# [Job]
Where a line in the listing below contains the word "placement", copy that line.

# [Input data]
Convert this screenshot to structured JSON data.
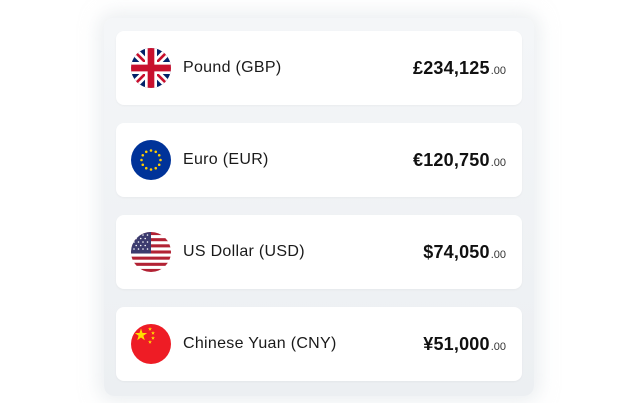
{
  "currencies": [
    {
      "name": "Pound (GBP)",
      "amount": "£234,125",
      "cents": ".00",
      "flag": "uk-flag-icon"
    },
    {
      "name": "Euro (EUR)",
      "amount": "€120,750",
      "cents": ".00",
      "flag": "eu-flag-icon"
    },
    {
      "name": "US Dollar (USD)",
      "amount": "$74,050",
      "cents": ".00",
      "flag": "us-flag-icon"
    },
    {
      "name": "Chinese Yuan (CNY)",
      "amount": "¥51,000",
      "cents": ".00",
      "flag": "cn-flag-icon"
    }
  ],
  "colors": {
    "uk_blue": "#012169",
    "uk_red": "#C8102E",
    "eu_blue": "#003399",
    "eu_star": "#FFCC00",
    "us_red": "#B22234",
    "us_blue": "#3C3B6E",
    "cn_red": "#EE1C25",
    "cn_star": "#FFDE00"
  }
}
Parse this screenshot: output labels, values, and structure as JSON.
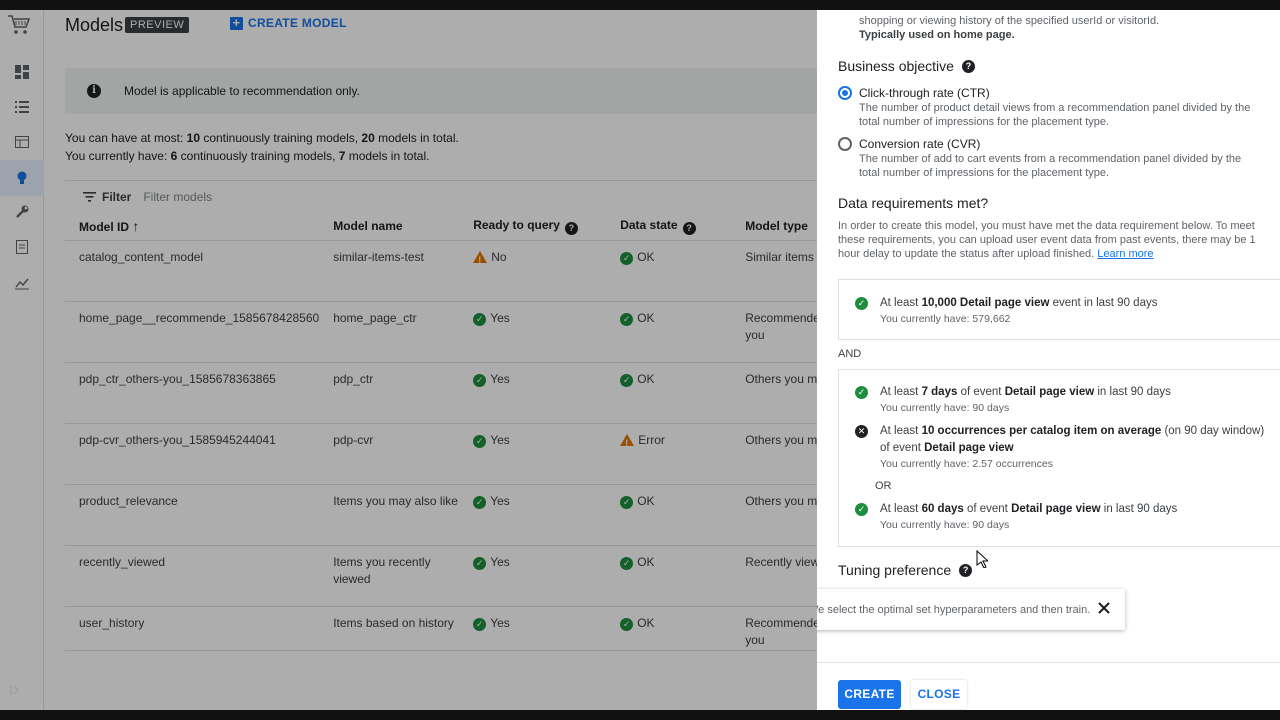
{
  "header": {
    "title": "Models",
    "badge": "PREVIEW",
    "create_label": "CREATE MODEL"
  },
  "info": {
    "message": "Model is applicable to recommendation only."
  },
  "limits": {
    "line1_pre": "You can have at most: ",
    "line1_n1": "10",
    "line1_mid": " continuously training models, ",
    "line1_n2": "20",
    "line1_post": " models in total.",
    "line2_pre": "You currently have: ",
    "line2_n1": "6",
    "line2_mid": " continuously training models, ",
    "line2_n2": "7",
    "line2_post": " models in total."
  },
  "filter": {
    "label": "Filter",
    "placeholder": "Filter models"
  },
  "table": {
    "columns": [
      "Model ID",
      "Model name",
      "Ready to query",
      "Data state",
      "Model type"
    ],
    "rows": [
      {
        "id": "catalog_content_model",
        "name": "similar-items-test",
        "ready": "No",
        "ready_status": "warn",
        "state": "OK",
        "state_status": "ok",
        "type": "Similar items"
      },
      {
        "id": "home_page__recommende_1585678428560",
        "name": "home_page_ctr",
        "ready": "Yes",
        "ready_status": "ok",
        "state": "OK",
        "state_status": "ok",
        "type": "Recommended for you"
      },
      {
        "id": "pdp_ctr_others-you_1585678363865",
        "name": "pdp_ctr",
        "ready": "Yes",
        "ready_status": "ok",
        "state": "OK",
        "state_status": "ok",
        "type": "Others you may like"
      },
      {
        "id": "pdp-cvr_others-you_1585945244041",
        "name": "pdp-cvr",
        "ready": "Yes",
        "ready_status": "ok",
        "state": "Error",
        "state_status": "warn",
        "type": "Others you may like"
      },
      {
        "id": "product_relevance",
        "name": "Items you may also like",
        "ready": "Yes",
        "ready_status": "ok",
        "state": "OK",
        "state_status": "ok",
        "type": "Others you may like"
      },
      {
        "id": "recently_viewed",
        "name": "Items you recently viewed",
        "ready": "Yes",
        "ready_status": "ok",
        "state": "OK",
        "state_status": "ok",
        "type": "Recently viewed"
      },
      {
        "id": "user_history",
        "name": "Items based on history",
        "ready": "Yes",
        "ready_status": "ok",
        "state": "OK",
        "state_status": "ok",
        "type": "Recommended for you"
      }
    ]
  },
  "panel": {
    "top_line1": "shopping or viewing history of the specified userId or visitorId.",
    "top_line2": "Typically used on home page.",
    "business_objective": {
      "heading": "Business objective",
      "options": [
        {
          "label": "Click-through rate (CTR)",
          "desc": "The number of product detail views from a recommendation panel divided by the total number of impressions for the placement type.",
          "selected": true
        },
        {
          "label": "Conversion rate (CVR)",
          "desc": "The number of add to cart events from a recommendation panel divided by the total number of impressions for the placement type.",
          "selected": false
        }
      ]
    },
    "data_req": {
      "heading": "Data requirements met?",
      "desc": "In order to create this model, you must have met the data requirement below. To meet these requirements, you can upload user event data from past events, there may be 1 hour delay to update the status after upload finished. ",
      "learn_more": "Learn more",
      "req1_a": "At least ",
      "req1_b": "10,000 Detail page view",
      "req1_c": " event in last 90 days",
      "req1_have": "You currently have: 579,662",
      "and_label": "AND",
      "req2_a": "At least ",
      "req2_b": "7 days",
      "req2_c": " of event ",
      "req2_d": "Detail page view",
      "req2_e": " in last 90 days",
      "req2_have": "You currently have: 90 days",
      "req3_a": "At least ",
      "req3_b": "10 occurrences per catalog item on average",
      "req3_c": " (on 90 day window) of event ",
      "req3_d": "Detail page view",
      "req3_have": "You currently have: 2.57 occurrences",
      "or_label": "OR",
      "req4_a": "At least ",
      "req4_b": "60 days",
      "req4_c": " of event ",
      "req4_d": "Detail page view",
      "req4_e": " in last 90 days",
      "req4_have": "You currently have: 90 days"
    },
    "tuning": {
      "heading": "Tuning preference"
    },
    "toast": {
      "text": "We select the optimal set hyperparameters and then train."
    },
    "buttons": {
      "create": "CREATE",
      "close": "CLOSE"
    }
  },
  "colors": {
    "accent": "#1a73e8",
    "ok": "#1e8e3e",
    "warn": "#e37400"
  }
}
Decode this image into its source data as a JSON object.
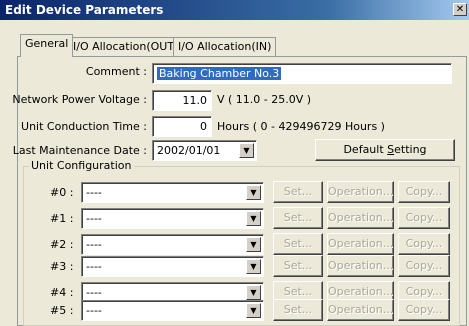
{
  "window": {
    "title": "Edit Device Parameters",
    "close_glyph": "✕"
  },
  "tabs": [
    "General",
    "I/O Allocation(OUT)",
    "I/O Allocation(IN)"
  ],
  "general": {
    "comment_label": "Comment :",
    "comment_value": "Baking Chamber No.3",
    "voltage_label": "Network Power Voltage :",
    "voltage_value": "11.0",
    "voltage_unit": "V ( 11.0 - 25.0V )",
    "conduction_label": "Unit Conduction Time :",
    "conduction_value": "0",
    "conduction_unit": "Hours ( 0 - 429496729 Hours )",
    "maintenance_label": "Last Maintenance Date :",
    "maintenance_value": "2002/01/01",
    "default_setting_prefix": "Default ",
    "default_setting_accel": "S",
    "default_setting_suffix": "etting"
  },
  "unit_configuration": {
    "title": "Unit Configuration",
    "buttons": {
      "set": "Set...",
      "operation": "Operation...",
      "copy": "Copy..."
    },
    "rows": [
      {
        "label": "#0 :",
        "value": "----"
      },
      {
        "label": "#1 :",
        "value": "----"
      },
      {
        "label": "#2 :",
        "value": "----"
      },
      {
        "label": "#3 :",
        "value": "----"
      },
      {
        "label": "#4 :",
        "value": "----"
      },
      {
        "label": "#5 :",
        "value": "----"
      }
    ]
  }
}
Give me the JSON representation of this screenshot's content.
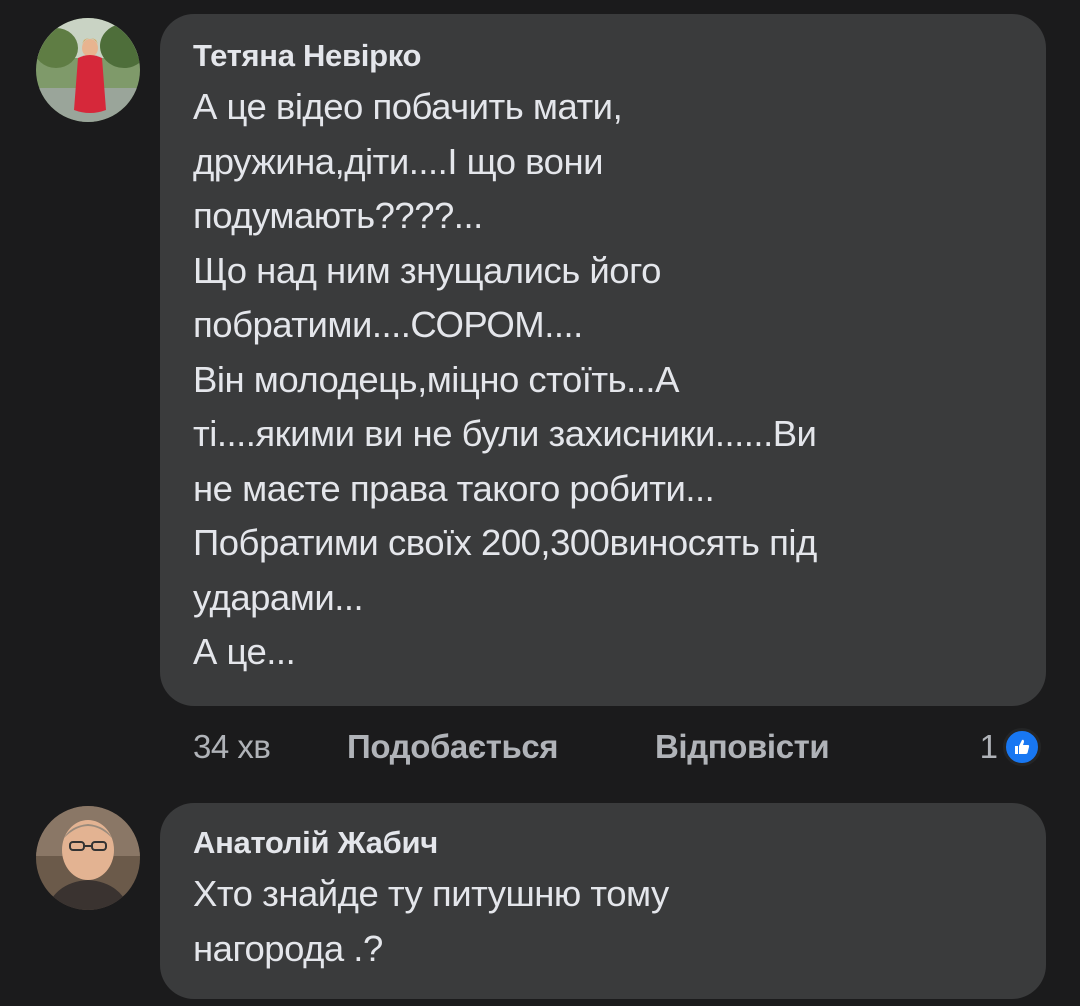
{
  "comments": [
    {
      "author": "Тетяна Невірко",
      "lines": [
        "А це відео побачить мати,",
        "дружина,діти....І що вони",
        "подумають????...",
        "Що над ним знущались його",
        "побратими....СОРОМ....",
        "Він молодець,міцно стоїть...А",
        "ті....якими ви не були захисники......Ви",
        "не маєте права такого робити...",
        "Побратими своїх 200,300виносять під",
        "ударами...",
        "А це..."
      ],
      "time": "34 хв",
      "like_label": "Подобається",
      "reply_label": "Відповісти",
      "reaction_count": "1",
      "reaction_icon": "thumbs-up-icon"
    },
    {
      "author": "Анатолій Жабич",
      "lines": [
        "Хто знайде ту питушню тому",
        "нагорода .?"
      ]
    }
  ],
  "colors": {
    "background": "#1b1b1c",
    "bubble": "#3a3b3c",
    "text": "#e4e6eb",
    "secondary_text": "#b0b3b8",
    "like_blue": "#1877f2"
  }
}
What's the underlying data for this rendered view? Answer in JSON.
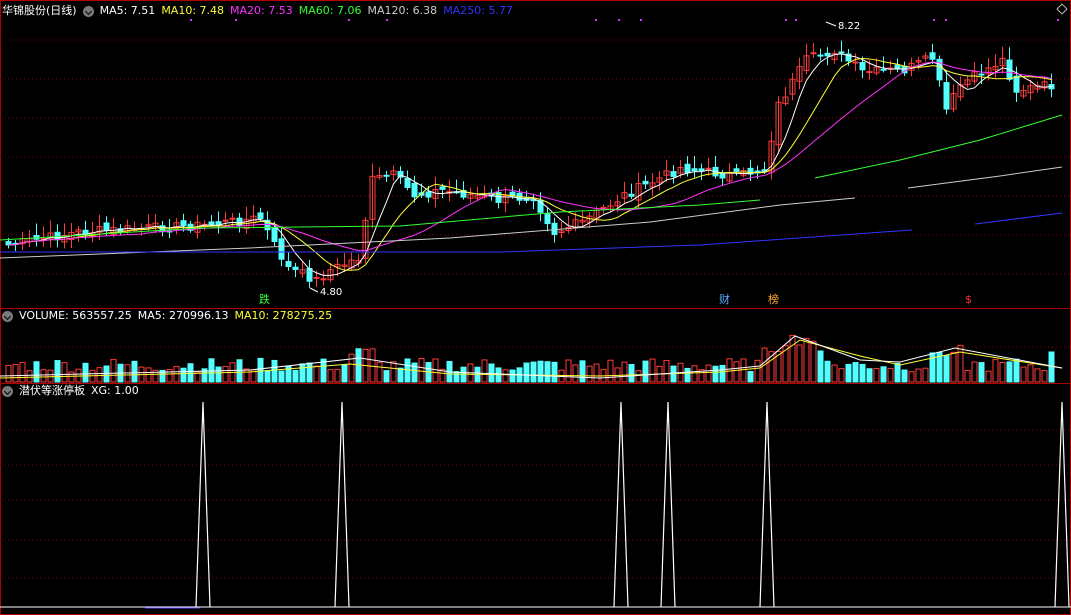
{
  "price_panel": {
    "title": "华锦股份(日线)",
    "indicators": [
      {
        "label": "MA5: 7.51",
        "color": "#ffffff"
      },
      {
        "label": "MA10: 7.48",
        "color": "#ffff33"
      },
      {
        "label": "MA20: 7.53",
        "color": "#ff33ff"
      },
      {
        "label": "MA60: 7.06",
        "color": "#33ff33"
      },
      {
        "label": "MA120: 6.38",
        "color": "#cccccc"
      },
      {
        "label": "MA250: 5.77",
        "color": "#3333ff"
      }
    ],
    "high_label": "8.22",
    "low_label": "4.80",
    "markers": {
      "die": "跌",
      "cai": "财",
      "bang": "榜",
      "dollar": "$"
    }
  },
  "volume_panel": {
    "indicators": [
      {
        "label": "VOLUME: 563557.25",
        "color": "#ffffff"
      },
      {
        "label": "MA5: 270996.13",
        "color": "#ffffff"
      },
      {
        "label": "MA10: 278275.25",
        "color": "#ffff33"
      }
    ]
  },
  "signal_panel": {
    "title": "潜伏等涨停板",
    "indicators": [
      {
        "label": "XG: 1.00",
        "color": "#ffffff"
      }
    ]
  },
  "colors": {
    "up": "#ff3a3a",
    "down": "#54ffff",
    "grid": "#8b0000",
    "border": "#b00000"
  }
}
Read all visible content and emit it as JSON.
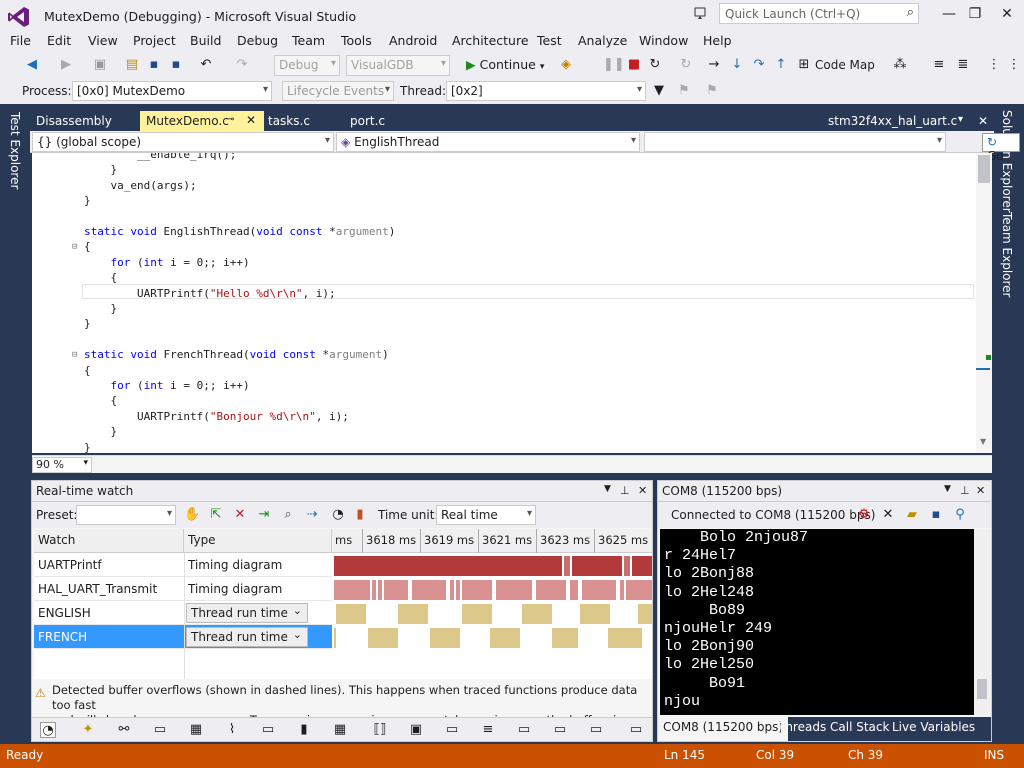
{
  "window": {
    "title": "MutexDemo (Debugging) - Microsoft Visual Studio",
    "quick_launch_placeholder": "Quick Launch (Ctrl+Q)",
    "minimize": "—",
    "maximize": "❐",
    "close": "✕"
  },
  "menu": [
    "File",
    "Edit",
    "View",
    "Project",
    "Build",
    "Debug",
    "Team",
    "Tools",
    "Android",
    "Architecture",
    "Test",
    "Analyze",
    "Window",
    "Help"
  ],
  "toolbar": {
    "config": "Debug",
    "platform": "VisualGDB",
    "continue": "Continue",
    "codemap": "Code Map"
  },
  "debugbar": {
    "process_label": "Process:",
    "process_value": "[0x0] MutexDemo",
    "lifecycle": "Lifecycle Events",
    "thread_label": "Thread:",
    "thread_value": "[0x2]"
  },
  "side_tabs": {
    "left": "Test Explorer",
    "right1": "Solution Explorer",
    "right2": "Team Explorer"
  },
  "doc_tabs": [
    "Disassembly",
    "MutexDemo.c",
    "tasks.c",
    "port.c"
  ],
  "doc_tab_right": "stm32f4xx_hal_uart.c",
  "navbar": {
    "scope": "{} (global scope)",
    "member": "EnglishThread",
    "extra": "",
    "go": "Go"
  },
  "code": [
    "        __enable_irq();",
    "    }",
    "    va_end(args);",
    "}",
    "",
    "static void EnglishThread(void const *argument)",
    "{",
    "    for (int i = 0;; i++)",
    "    {",
    "        UARTPrintf(\"Hello %d\\r\\n\", i);",
    "    }",
    "}",
    "",
    "static void FrenchThread(void const *argument)",
    "{",
    "    for (int i = 0;; i++)",
    "    {",
    "        UARTPrintf(\"Bonjour %d\\r\\n\", i);",
    "    }",
    "}"
  ],
  "editor": {
    "zoom": "90 %"
  },
  "rtw": {
    "title": "Real-time watch",
    "preset_label": "Preset:",
    "time_unit_label": "Time unit:",
    "time_unit_value": "Real time",
    "col_watch": "Watch",
    "col_type": "Type",
    "ticks": [
      "ms",
      "3618 ms",
      "3619 ms",
      "3621 ms",
      "3623 ms",
      "3625 ms"
    ],
    "rows": [
      {
        "name": "UARTPrintf",
        "type": "Timing diagram",
        "selector": false
      },
      {
        "name": "HAL_UART_Transmit",
        "type": "Timing diagram",
        "selector": false
      },
      {
        "name": "ENGLISH",
        "type": "Thread run time",
        "selector": true
      },
      {
        "name": "FRENCH",
        "type": "Thread run time",
        "selector": true
      }
    ],
    "warning_line1": "Detected buffer overflows (shown in dashed lines). This happens when traced functions produce data too fast",
    "warning_line2": "and will slow down your program. Try removing or pausing some watches or increase the buffer size.",
    "colors": {
      "uart": "#b33a3a",
      "hal": "#d89090",
      "thread": "#dcc88a",
      "selected": "#3399ff"
    }
  },
  "com": {
    "title": "COM8 (115200 bps)",
    "connected": "Connected to COM8 (115200 bps)",
    "lines": [
      "    Bolo 2njou87",
      "r 24Hel7",
      "lo 2Bonj88",
      "lo 2Hel248",
      "     Bo89",
      "njouHelr 249",
      "lo 2Bonj90",
      "lo 2Hel250",
      "     Bo91",
      "njou"
    ],
    "tabs": [
      "COM8 (115200 bps)",
      "Threads",
      "Call Stack",
      "Live Variables"
    ]
  },
  "status": {
    "state": "Ready",
    "ln": "Ln 145",
    "col": "Col 39",
    "ch": "Ch 39",
    "mode": "INS"
  }
}
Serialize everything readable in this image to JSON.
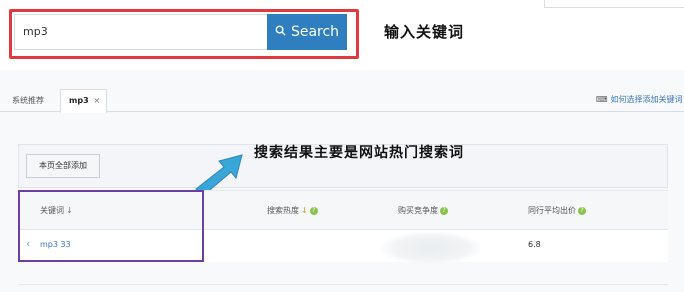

# [Answer to the task]
          "desc": "The number of product detail views from a recommendation panel divided by the total number of impressions for the placement type.",
          "desc": "The number of add to cart events from a recommendation panel divided by the total number of impressions for the placement type.",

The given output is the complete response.